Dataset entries
=====
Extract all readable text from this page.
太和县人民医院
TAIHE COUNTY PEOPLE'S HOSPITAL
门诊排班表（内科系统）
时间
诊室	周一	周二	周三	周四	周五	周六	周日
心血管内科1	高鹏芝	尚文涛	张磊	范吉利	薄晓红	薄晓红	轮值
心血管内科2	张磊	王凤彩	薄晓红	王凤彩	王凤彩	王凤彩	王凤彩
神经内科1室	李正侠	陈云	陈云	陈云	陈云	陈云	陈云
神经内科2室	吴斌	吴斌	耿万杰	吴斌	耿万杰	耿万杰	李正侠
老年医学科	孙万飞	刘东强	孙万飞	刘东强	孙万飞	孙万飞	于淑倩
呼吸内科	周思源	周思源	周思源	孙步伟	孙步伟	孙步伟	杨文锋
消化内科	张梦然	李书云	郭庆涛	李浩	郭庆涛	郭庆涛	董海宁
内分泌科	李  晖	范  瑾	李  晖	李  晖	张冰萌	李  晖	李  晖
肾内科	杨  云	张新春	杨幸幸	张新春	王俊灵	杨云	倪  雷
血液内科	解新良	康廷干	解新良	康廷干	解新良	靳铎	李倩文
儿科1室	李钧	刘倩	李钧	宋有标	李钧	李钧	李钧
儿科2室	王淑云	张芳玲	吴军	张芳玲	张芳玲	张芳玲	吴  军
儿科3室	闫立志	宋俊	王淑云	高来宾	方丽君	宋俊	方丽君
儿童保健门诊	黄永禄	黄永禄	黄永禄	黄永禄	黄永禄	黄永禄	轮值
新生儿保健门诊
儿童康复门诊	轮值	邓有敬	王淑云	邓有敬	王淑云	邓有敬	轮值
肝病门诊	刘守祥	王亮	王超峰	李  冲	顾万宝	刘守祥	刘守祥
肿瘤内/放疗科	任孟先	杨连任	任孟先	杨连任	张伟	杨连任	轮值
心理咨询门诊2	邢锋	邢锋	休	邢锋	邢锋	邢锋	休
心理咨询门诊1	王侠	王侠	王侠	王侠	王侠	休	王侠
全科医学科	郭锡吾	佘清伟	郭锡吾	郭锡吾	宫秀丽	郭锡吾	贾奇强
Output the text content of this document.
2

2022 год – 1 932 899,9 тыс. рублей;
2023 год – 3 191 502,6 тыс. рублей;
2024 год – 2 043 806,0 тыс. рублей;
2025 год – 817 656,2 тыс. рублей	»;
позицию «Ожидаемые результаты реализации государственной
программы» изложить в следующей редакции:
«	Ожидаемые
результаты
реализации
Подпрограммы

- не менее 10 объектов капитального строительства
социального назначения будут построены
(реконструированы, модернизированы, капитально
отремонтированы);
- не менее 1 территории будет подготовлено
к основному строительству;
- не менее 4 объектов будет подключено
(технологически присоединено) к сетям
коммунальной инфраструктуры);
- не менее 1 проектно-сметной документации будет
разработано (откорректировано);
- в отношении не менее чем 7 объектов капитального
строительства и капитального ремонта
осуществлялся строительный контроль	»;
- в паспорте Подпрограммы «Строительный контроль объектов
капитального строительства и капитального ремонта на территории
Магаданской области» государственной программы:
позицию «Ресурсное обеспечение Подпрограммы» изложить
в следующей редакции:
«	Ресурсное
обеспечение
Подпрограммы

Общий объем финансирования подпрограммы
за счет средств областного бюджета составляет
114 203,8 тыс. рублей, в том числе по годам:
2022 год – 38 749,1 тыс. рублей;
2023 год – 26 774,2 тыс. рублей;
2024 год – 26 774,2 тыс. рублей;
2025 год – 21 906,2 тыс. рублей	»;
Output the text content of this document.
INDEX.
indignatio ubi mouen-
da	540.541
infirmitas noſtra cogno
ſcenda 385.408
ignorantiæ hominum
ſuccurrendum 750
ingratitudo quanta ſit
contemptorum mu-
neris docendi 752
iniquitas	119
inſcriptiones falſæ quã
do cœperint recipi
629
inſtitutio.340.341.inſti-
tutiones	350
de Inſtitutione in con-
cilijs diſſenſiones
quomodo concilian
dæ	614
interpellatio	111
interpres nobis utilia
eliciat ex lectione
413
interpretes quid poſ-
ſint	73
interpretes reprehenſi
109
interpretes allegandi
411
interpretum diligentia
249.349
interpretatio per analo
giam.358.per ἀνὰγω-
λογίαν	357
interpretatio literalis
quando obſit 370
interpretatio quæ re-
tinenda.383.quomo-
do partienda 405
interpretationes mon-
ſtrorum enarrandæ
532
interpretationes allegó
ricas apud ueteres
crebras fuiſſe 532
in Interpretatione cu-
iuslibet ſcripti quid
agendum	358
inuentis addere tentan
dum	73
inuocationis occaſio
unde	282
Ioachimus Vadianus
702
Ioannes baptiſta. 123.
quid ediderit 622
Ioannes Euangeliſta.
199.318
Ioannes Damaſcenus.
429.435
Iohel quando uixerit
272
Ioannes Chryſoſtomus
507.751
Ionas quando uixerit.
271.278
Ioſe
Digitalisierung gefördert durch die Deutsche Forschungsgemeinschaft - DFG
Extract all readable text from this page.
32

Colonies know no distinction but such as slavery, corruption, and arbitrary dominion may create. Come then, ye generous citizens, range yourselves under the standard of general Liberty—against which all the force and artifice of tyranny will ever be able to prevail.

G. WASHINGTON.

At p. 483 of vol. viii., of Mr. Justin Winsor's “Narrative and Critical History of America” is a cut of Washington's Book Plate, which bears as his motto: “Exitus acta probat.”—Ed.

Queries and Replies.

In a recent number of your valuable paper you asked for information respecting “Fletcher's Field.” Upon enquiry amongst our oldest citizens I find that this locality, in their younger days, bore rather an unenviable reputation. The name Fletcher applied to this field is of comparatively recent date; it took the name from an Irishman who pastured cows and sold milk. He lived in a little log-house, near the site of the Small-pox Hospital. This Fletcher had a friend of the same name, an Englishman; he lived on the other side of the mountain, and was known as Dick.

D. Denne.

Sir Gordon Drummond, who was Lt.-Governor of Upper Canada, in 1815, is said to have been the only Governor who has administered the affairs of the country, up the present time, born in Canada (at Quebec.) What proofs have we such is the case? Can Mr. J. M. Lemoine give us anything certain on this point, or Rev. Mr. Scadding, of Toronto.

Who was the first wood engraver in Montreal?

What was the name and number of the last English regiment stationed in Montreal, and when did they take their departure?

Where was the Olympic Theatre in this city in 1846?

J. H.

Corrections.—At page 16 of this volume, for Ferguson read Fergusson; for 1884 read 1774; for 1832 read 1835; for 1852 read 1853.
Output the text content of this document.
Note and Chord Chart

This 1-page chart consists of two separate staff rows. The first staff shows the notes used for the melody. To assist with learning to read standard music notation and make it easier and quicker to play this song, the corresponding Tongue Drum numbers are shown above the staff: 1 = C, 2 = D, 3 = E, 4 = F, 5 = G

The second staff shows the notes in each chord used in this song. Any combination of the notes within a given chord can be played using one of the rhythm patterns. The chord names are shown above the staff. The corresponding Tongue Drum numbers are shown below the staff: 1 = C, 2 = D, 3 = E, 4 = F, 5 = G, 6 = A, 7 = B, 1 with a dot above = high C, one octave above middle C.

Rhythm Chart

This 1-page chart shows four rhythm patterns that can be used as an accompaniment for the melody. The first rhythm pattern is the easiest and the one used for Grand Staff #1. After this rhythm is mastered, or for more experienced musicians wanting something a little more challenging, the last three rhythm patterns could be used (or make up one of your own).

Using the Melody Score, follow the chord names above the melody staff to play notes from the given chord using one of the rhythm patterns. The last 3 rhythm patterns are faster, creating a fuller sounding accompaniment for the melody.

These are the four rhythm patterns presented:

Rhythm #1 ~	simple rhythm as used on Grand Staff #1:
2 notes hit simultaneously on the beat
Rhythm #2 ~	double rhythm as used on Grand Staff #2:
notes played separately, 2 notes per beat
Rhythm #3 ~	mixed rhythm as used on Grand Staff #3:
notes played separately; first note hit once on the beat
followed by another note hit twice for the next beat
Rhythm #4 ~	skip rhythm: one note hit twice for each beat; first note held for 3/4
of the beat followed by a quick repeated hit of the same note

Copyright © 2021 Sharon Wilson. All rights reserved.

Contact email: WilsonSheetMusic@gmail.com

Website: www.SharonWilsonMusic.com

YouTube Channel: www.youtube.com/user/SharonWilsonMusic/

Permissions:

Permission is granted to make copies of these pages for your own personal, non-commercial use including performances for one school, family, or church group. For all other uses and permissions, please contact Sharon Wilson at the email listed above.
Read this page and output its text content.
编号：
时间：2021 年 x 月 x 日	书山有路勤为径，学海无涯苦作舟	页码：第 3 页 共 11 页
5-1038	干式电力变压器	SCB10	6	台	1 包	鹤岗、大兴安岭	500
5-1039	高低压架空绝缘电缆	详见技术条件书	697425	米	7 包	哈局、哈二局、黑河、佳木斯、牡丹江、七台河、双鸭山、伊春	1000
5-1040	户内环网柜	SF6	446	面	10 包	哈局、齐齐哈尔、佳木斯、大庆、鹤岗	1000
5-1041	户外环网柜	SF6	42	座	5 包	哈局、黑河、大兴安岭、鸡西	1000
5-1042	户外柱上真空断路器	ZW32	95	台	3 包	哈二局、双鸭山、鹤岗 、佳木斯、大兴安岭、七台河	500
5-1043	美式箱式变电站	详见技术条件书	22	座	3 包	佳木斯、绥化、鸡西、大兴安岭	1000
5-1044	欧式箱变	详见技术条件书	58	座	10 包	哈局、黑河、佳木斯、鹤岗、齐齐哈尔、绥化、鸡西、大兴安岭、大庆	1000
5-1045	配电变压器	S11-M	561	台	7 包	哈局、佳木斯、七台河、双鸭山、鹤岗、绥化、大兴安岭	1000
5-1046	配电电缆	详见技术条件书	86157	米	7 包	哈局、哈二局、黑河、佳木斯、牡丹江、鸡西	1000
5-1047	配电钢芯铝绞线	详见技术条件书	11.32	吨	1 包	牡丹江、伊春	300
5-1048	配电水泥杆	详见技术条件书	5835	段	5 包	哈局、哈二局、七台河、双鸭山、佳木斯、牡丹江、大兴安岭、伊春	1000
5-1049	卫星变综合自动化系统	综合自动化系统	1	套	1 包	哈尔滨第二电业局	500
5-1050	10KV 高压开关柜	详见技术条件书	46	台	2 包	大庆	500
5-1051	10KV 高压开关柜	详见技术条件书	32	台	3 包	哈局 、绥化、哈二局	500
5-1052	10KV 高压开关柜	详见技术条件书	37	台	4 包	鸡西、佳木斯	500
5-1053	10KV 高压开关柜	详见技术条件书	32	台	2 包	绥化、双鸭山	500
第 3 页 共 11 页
=====
EXERCISE REQUIREMENTS
Look through the entries and return every line where "капитального" appears.

ANSWER
- не менее 10 объектов капитального строительства
- в отношении не менее чем 7 объектов капитального
строительства и капитального ремонта
капитального строительства и капитального ремонта на территории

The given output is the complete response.